Your task:
Repeat every line below exactly, word for word.

(The data begins)

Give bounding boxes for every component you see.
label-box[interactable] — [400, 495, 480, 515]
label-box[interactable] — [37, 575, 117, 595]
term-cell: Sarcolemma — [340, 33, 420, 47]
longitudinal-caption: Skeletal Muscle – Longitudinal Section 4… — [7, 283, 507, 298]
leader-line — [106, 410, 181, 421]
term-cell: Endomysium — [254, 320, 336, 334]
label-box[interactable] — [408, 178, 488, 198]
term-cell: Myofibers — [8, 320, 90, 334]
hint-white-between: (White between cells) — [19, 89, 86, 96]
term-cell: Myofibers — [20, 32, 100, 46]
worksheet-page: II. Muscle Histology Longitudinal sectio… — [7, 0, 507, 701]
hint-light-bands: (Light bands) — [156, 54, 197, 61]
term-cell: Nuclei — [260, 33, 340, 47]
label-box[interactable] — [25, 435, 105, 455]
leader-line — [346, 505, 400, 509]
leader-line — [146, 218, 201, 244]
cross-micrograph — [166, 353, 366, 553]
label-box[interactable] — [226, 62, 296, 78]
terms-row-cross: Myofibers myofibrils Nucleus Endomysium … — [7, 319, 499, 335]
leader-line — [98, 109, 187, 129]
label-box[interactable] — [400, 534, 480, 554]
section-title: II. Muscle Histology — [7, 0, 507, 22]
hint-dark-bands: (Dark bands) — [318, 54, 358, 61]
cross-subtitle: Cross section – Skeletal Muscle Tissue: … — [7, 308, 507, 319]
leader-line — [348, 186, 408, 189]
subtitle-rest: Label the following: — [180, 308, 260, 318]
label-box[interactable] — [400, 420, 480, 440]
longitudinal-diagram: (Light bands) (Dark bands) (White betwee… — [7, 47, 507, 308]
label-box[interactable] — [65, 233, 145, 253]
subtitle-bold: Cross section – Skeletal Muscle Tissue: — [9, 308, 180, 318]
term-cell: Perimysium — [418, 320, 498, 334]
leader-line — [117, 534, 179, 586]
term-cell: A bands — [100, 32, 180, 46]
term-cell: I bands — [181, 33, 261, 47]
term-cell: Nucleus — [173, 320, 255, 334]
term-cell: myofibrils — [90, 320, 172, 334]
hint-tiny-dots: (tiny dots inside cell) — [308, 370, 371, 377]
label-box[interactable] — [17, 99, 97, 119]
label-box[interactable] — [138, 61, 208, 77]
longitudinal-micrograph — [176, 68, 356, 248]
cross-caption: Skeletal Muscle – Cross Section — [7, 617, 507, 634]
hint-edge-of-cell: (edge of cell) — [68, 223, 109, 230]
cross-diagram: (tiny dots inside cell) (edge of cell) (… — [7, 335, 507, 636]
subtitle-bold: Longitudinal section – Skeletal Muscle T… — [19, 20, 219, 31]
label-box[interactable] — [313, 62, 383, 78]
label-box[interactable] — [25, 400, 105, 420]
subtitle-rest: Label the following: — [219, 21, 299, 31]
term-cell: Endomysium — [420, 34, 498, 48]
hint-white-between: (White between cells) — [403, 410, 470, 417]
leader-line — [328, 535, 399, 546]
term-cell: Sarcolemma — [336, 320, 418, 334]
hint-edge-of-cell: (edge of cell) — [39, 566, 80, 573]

(The data ends)

Task answer:
Give bounding boxes for every component you see.
label-box[interactable] — [400, 495, 480, 515]
label-box[interactable] — [37, 575, 117, 595]
term-cell: Sarcolemma — [340, 33, 420, 47]
longitudinal-caption: Skeletal Muscle – Longitudinal Section 4… — [7, 283, 507, 298]
leader-line — [106, 410, 181, 421]
term-cell: Endomysium — [254, 320, 336, 334]
label-box[interactable] — [408, 178, 488, 198]
term-cell: Myofibers — [8, 320, 90, 334]
hint-white-between: (White between cells) — [19, 89, 86, 96]
term-cell: Myofibers — [20, 32, 100, 46]
worksheet-page: II. Muscle Histology Longitudinal sectio… — [7, 0, 507, 701]
hint-light-bands: (Light bands) — [156, 54, 197, 61]
term-cell: Nuclei — [260, 33, 340, 47]
label-box[interactable] — [25, 435, 105, 455]
leader-line — [346, 505, 400, 509]
leader-line — [146, 218, 201, 244]
cross-micrograph — [166, 353, 366, 553]
label-box[interactable] — [226, 62, 296, 78]
terms-row-cross: Myofibers myofibrils Nucleus Endomysium … — [7, 319, 499, 335]
leader-line — [98, 109, 187, 129]
label-box[interactable] — [400, 534, 480, 554]
section-title: II. Muscle Histology — [7, 0, 507, 22]
hint-dark-bands: (Dark bands) — [318, 54, 358, 61]
cross-subtitle: Cross section – Skeletal Muscle Tissue: … — [7, 308, 507, 319]
leader-line — [348, 186, 408, 189]
subtitle-rest: Label the following: — [180, 308, 260, 318]
label-box[interactable] — [400, 420, 480, 440]
longitudinal-diagram: (Light bands) (Dark bands) (White betwee… — [7, 47, 507, 308]
label-box[interactable] — [65, 233, 145, 253]
subtitle-bold: Cross section – Skeletal Muscle Tissue: — [9, 308, 180, 318]
term-cell: Perimysium — [418, 320, 498, 334]
leader-line — [117, 534, 179, 586]
term-cell: A bands — [100, 32, 180, 46]
term-cell: I bands — [181, 33, 261, 47]
term-cell: Nucleus — [173, 320, 255, 334]
term-cell: myofibrils — [90, 320, 172, 334]
hint-tiny-dots: (tiny dots inside cell) — [308, 370, 371, 377]
label-box[interactable] — [17, 99, 97, 119]
label-box[interactable] — [138, 61, 208, 77]
longitudinal-micrograph — [176, 68, 356, 248]
cross-caption: Skeletal Muscle – Cross Section — [7, 617, 507, 634]
hint-edge-of-cell: (edge of cell) — [68, 223, 109, 230]
cross-diagram: (tiny dots inside cell) (edge of cell) (… — [7, 335, 507, 636]
subtitle-bold: Longitudinal section – Skeletal Muscle T… — [19, 20, 219, 31]
label-box[interactable] — [313, 62, 383, 78]
label-box[interactable] — [25, 400, 105, 420]
subtitle-rest: Label the following: — [219, 21, 299, 31]
term-cell: Endomysium — [420, 34, 498, 48]
hint-white-between: (White between cells) — [403, 410, 470, 417]
leader-line — [328, 535, 399, 546]
term-cell: Sarcolemma — [336, 320, 418, 334]
hint-edge-of-cell: (edge of cell) — [39, 566, 80, 573]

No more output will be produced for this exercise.